EXERCISE BRIEF. Pictures don't belong in the copy; print all the records exactly.

DATA SUPPLIED.
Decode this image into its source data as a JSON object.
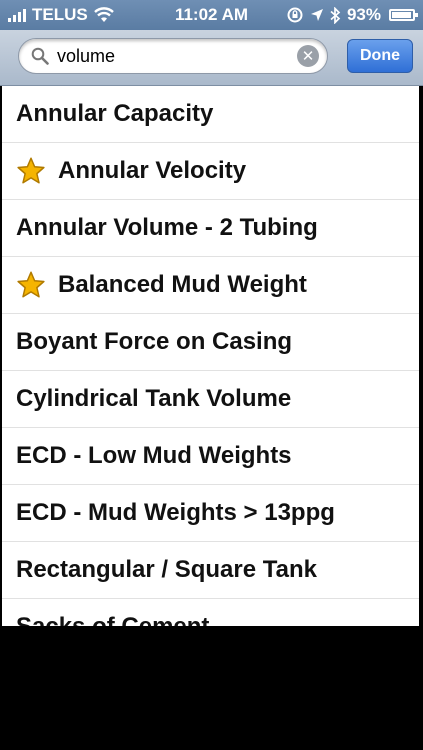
{
  "status_bar": {
    "carrier": "TELUS",
    "time": "11:02 AM",
    "battery": "93%",
    "battery_level": 0.93
  },
  "search": {
    "value": "volume",
    "placeholder": "",
    "done_label": "Done"
  },
  "results": [
    {
      "label": "Annular Capacity",
      "favorite": false
    },
    {
      "label": "Annular Velocity",
      "favorite": true
    },
    {
      "label": "Annular Volume - 2 Tubing",
      "favorite": false
    },
    {
      "label": "Balanced Mud Weight",
      "favorite": true
    },
    {
      "label": "Boyant Force on Casing",
      "favorite": false
    },
    {
      "label": "Cylindrical Tank Volume",
      "favorite": false
    },
    {
      "label": "ECD - Low Mud Weights",
      "favorite": false
    },
    {
      "label": "ECD - Mud Weights > 13ppg",
      "favorite": false
    },
    {
      "label": "Rectangular / Square Tank",
      "favorite": false
    },
    {
      "label": "Sacks of Cement",
      "favorite": false
    }
  ],
  "colors": {
    "star": "#f5b400",
    "star_stroke": "#b07a00"
  }
}
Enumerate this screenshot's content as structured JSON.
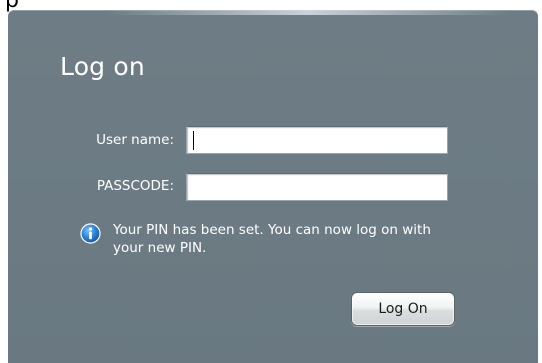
{
  "form": {
    "title": "Log on",
    "username_label": "User name:",
    "username_value": "",
    "passcode_label": "PASSCODE:",
    "passcode_value": "",
    "info_message": "Your PIN has been set. You can now log on with your new PIN.",
    "submit_label": "Log On"
  },
  "icons": {
    "info": "info-icon"
  },
  "colors": {
    "panel": "#6e7d85",
    "info_blue": "#2a7fd4"
  }
}
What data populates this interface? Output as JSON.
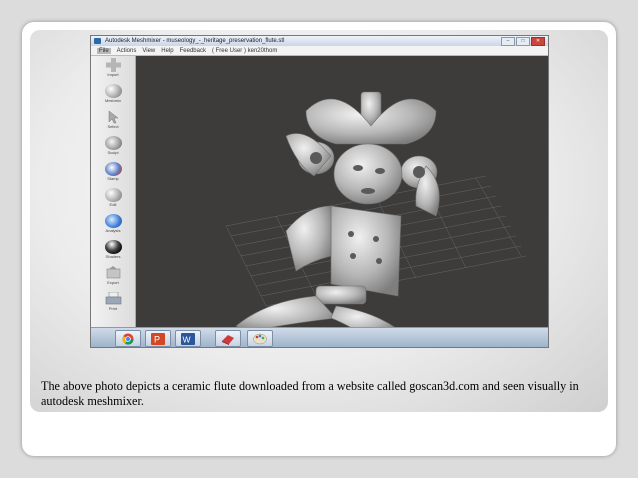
{
  "app": {
    "title": "Autodesk Meshmixer - museology_-_heritage_preservation_flute.stl",
    "window_buttons": [
      "–",
      "□",
      "✕"
    ]
  },
  "menu": {
    "items": [
      "File",
      "Actions",
      "View",
      "Help",
      "Feedback",
      "( Free User ) ken20thom"
    ]
  },
  "toolbar": {
    "tools": [
      {
        "label": "Import",
        "icon": "plus-icon"
      },
      {
        "label": "Meshmix",
        "icon": "meshmix-icon"
      },
      {
        "label": "Select",
        "icon": "select-arrow-icon"
      },
      {
        "label": "Sculpt",
        "icon": "sculpt-brush-icon"
      },
      {
        "label": "Stamp",
        "icon": "stamp-icon"
      },
      {
        "label": "Edit",
        "icon": "edit-icon"
      },
      {
        "label": "Analysis",
        "icon": "analysis-icon"
      },
      {
        "label": "Shaders",
        "icon": "shader-sphere-icon"
      },
      {
        "label": "Export",
        "icon": "export-icon"
      },
      {
        "label": "Print",
        "icon": "printer-icon"
      }
    ]
  },
  "taskbar": {
    "items": [
      "chrome-icon",
      "powerpoint-icon",
      "word-icon",
      "app-icon",
      "paint-icon"
    ]
  },
  "caption": "The above photo depicts a ceramic flute downloaded from a website called goscan3d.com and seen visually in autodesk meshmixer."
}
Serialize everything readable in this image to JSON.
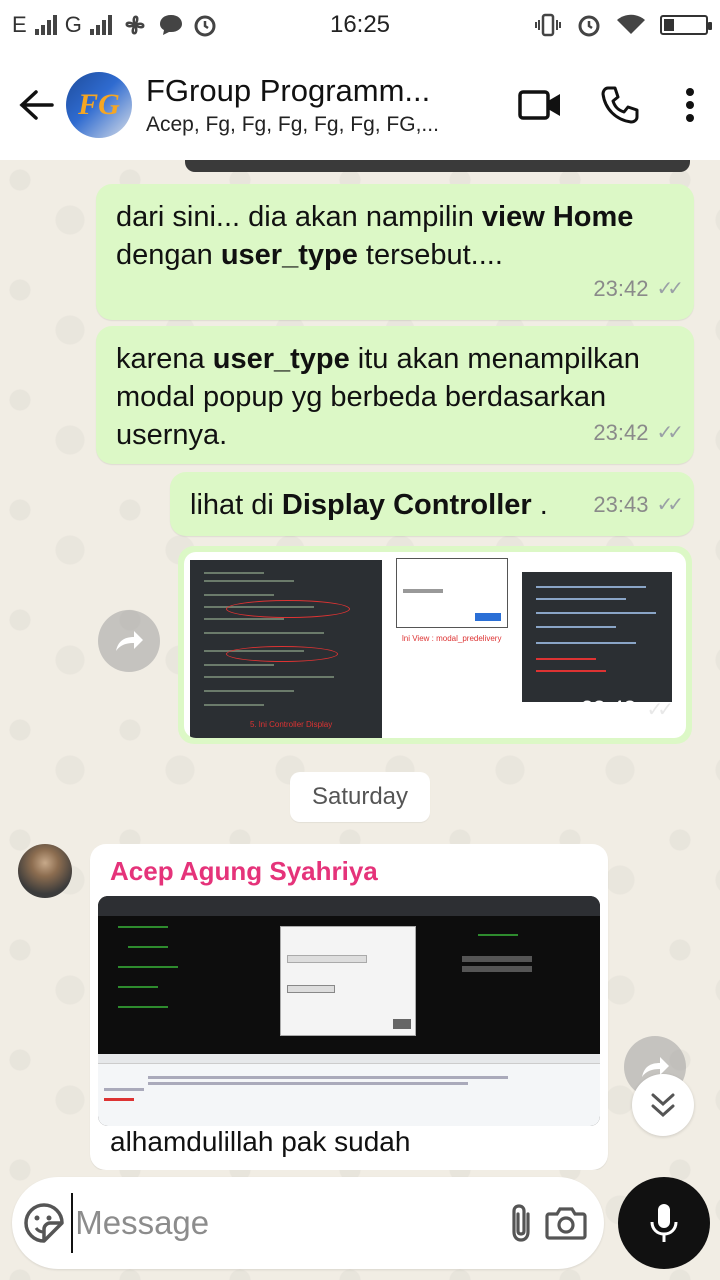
{
  "status_bar": {
    "left_text": "E",
    "network_label": "G",
    "time": "16:25"
  },
  "header": {
    "avatar_text": "FG",
    "title": "FGroup Programm...",
    "subtitle": "Acep, Fg, Fg, Fg, Fg, Fg, FG,..."
  },
  "messages": [
    {
      "parts": [
        {
          "t": "dari sini... dia akan nampilin ",
          "b": false
        },
        {
          "t": "view Home",
          "b": true
        },
        {
          "t": " dengan ",
          "b": false
        },
        {
          "t": "user_type",
          "b": true
        },
        {
          "t": " tersebut....",
          "b": false
        }
      ],
      "time": "23:42"
    },
    {
      "parts": [
        {
          "t": "karena ",
          "b": false
        },
        {
          "t": "user_type",
          "b": true
        },
        {
          "t": " itu akan menampilkan modal popup yg berbeda berdasarkan usernya.",
          "b": false
        }
      ],
      "time": "23:42"
    },
    {
      "parts": [
        {
          "t": "lihat di ",
          "b": false
        },
        {
          "t": "Display Controller",
          "b": true
        },
        {
          "t": " .",
          "b": false
        }
      ],
      "time": "23:43"
    }
  ],
  "image_message": {
    "time": "23:43",
    "captions": {
      "controller": "5. lni Controller Display",
      "view": "lni View : modal_predelivery"
    }
  },
  "date_chip": "Saturday",
  "incoming": {
    "sender": "Acep Agung Syahriya",
    "text": "alhamdulillah pak sudah"
  },
  "composer": {
    "placeholder": "Message"
  },
  "colors": {
    "outgoing_bubble": "#dcf8c6",
    "sender_name": "#e5337a",
    "mic_button": "#111111"
  },
  "icons": {
    "back": "arrow-left-icon",
    "video": "video-camera-icon",
    "call": "phone-icon",
    "menu": "more-vertical-icon",
    "forward": "forward-icon",
    "scroll": "double-chevron-down-icon",
    "emoji": "sticker-icon",
    "attach": "paperclip-icon",
    "camera": "camera-icon",
    "mic": "microphone-icon"
  }
}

OUTPUT FOR THIS EXERCISE.
Decode this image into its source data as a JSON object.
{
  "status_bar": {
    "carrier": "TELUS",
    "time": "11:02 AM",
    "battery": "93%",
    "battery_level": 0.93
  },
  "search": {
    "value": "volume",
    "placeholder": "",
    "done_label": "Done"
  },
  "results": [
    {
      "label": "Annular Capacity",
      "favorite": false
    },
    {
      "label": "Annular Velocity",
      "favorite": true
    },
    {
      "label": "Annular Volume - 2 Tubing",
      "favorite": false
    },
    {
      "label": "Balanced Mud Weight",
      "favorite": true
    },
    {
      "label": "Boyant Force on Casing",
      "favorite": false
    },
    {
      "label": "Cylindrical Tank Volume",
      "favorite": false
    },
    {
      "label": "ECD - Low Mud Weights",
      "favorite": false
    },
    {
      "label": "ECD - Mud Weights > 13ppg",
      "favorite": false
    },
    {
      "label": "Rectangular / Square Tank",
      "favorite": false
    },
    {
      "label": "Sacks of Cement",
      "favorite": false
    }
  ],
  "colors": {
    "star": "#f5b400",
    "star_stroke": "#b07a00"
  }
}
Enumerate this screenshot's content as structured JSON.
{
  "form": {
    "title": "Log on",
    "username_label": "User name:",
    "username_value": "",
    "passcode_label": "PASSCODE:",
    "passcode_value": "",
    "info_message": "Your PIN has been set. You can now log on with your new PIN.",
    "submit_label": "Log On"
  },
  "icons": {
    "info": "info-icon"
  },
  "colors": {
    "panel": "#6e7d85",
    "info_blue": "#2a7fd4"
  }
}
What data populates this interface? Output as JSON.
{
  "app": {
    "title": "Autodesk Meshmixer - museology_-_heritage_preservation_flute.stl",
    "window_buttons": [
      "–",
      "□",
      "✕"
    ]
  },
  "menu": {
    "items": [
      "File",
      "Actions",
      "View",
      "Help",
      "Feedback",
      "( Free User ) ken20thom"
    ]
  },
  "toolbar": {
    "tools": [
      {
        "label": "Import",
        "icon": "plus-icon"
      },
      {
        "label": "Meshmix",
        "icon": "meshmix-icon"
      },
      {
        "label": "Select",
        "icon": "select-arrow-icon"
      },
      {
        "label": "Sculpt",
        "icon": "sculpt-brush-icon"
      },
      {
        "label": "Stamp",
        "icon": "stamp-icon"
      },
      {
        "label": "Edit",
        "icon": "edit-icon"
      },
      {
        "label": "Analysis",
        "icon": "analysis-icon"
      },
      {
        "label": "Shaders",
        "icon": "shader-sphere-icon"
      },
      {
        "label": "Export",
        "icon": "export-icon"
      },
      {
        "label": "Print",
        "icon": "printer-icon"
      }
    ]
  },
  "taskbar": {
    "items": [
      "chrome-icon",
      "powerpoint-icon",
      "word-icon",
      "app-icon",
      "paint-icon"
    ]
  },
  "caption": "The above photo depicts a ceramic flute downloaded from a website called goscan3d.com and seen visually in autodesk meshmixer."
}
Serialize everything readable in this image to JSON.
{
  "status_bar": {
    "left_text": "E",
    "network_label": "G",
    "time": "16:25"
  },
  "header": {
    "avatar_text": "FG",
    "title": "FGroup Programm...",
    "subtitle": "Acep, Fg, Fg, Fg, Fg, Fg, FG,..."
  },
  "messages": [
    {
      "parts": [
        {
          "t": "dari sini... dia akan nampilin ",
          "b": false
        },
        {
          "t": "view Home",
          "b": true
        },
        {
          "t": " dengan ",
          "b": false
        },
        {
          "t": "user_type",
          "b": true
        },
        {
          "t": " tersebut....",
          "b": false
        }
      ],
      "time": "23:42"
    },
    {
      "parts": [
        {
          "t": "karena ",
          "b": false
        },
        {
          "t": "user_type",
          "b": true
        },
        {
          "t": " itu akan menampilkan modal popup yg berbeda berdasarkan usernya.",
          "b": false
        }
      ],
      "time": "23:42"
    },
    {
      "parts": [
        {
          "t": "lihat di ",
          "b": false
        },
        {
          "t": "Display Controller",
          "b": true
        },
        {
          "t": " .",
          "b": false
        }
      ],
      "time": "23:43"
    }
  ],
  "image_message": {
    "time": "23:43",
    "captions": {
      "controller": "5. lni Controller Display",
      "view": "lni View : modal_predelivery"
    }
  },
  "date_chip": "Saturday",
  "incoming": {
    "sender": "Acep Agung Syahriya",
    "text": "alhamdulillah pak sudah"
  },
  "composer": {
    "placeholder": "Message"
  },
  "colors": {
    "outgoing_bubble": "#dcf8c6",
    "sender_name": "#e5337a",
    "mic_button": "#111111"
  },
  "icons": {
    "back": "arrow-left-icon",
    "video": "video-camera-icon",
    "call": "phone-icon",
    "menu": "more-vertical-icon",
    "forward": "forward-icon",
    "scroll": "double-chevron-down-icon",
    "emoji": "sticker-icon",
    "attach": "paperclip-icon",
    "camera": "camera-icon",
    "mic": "microphone-icon"
  }
}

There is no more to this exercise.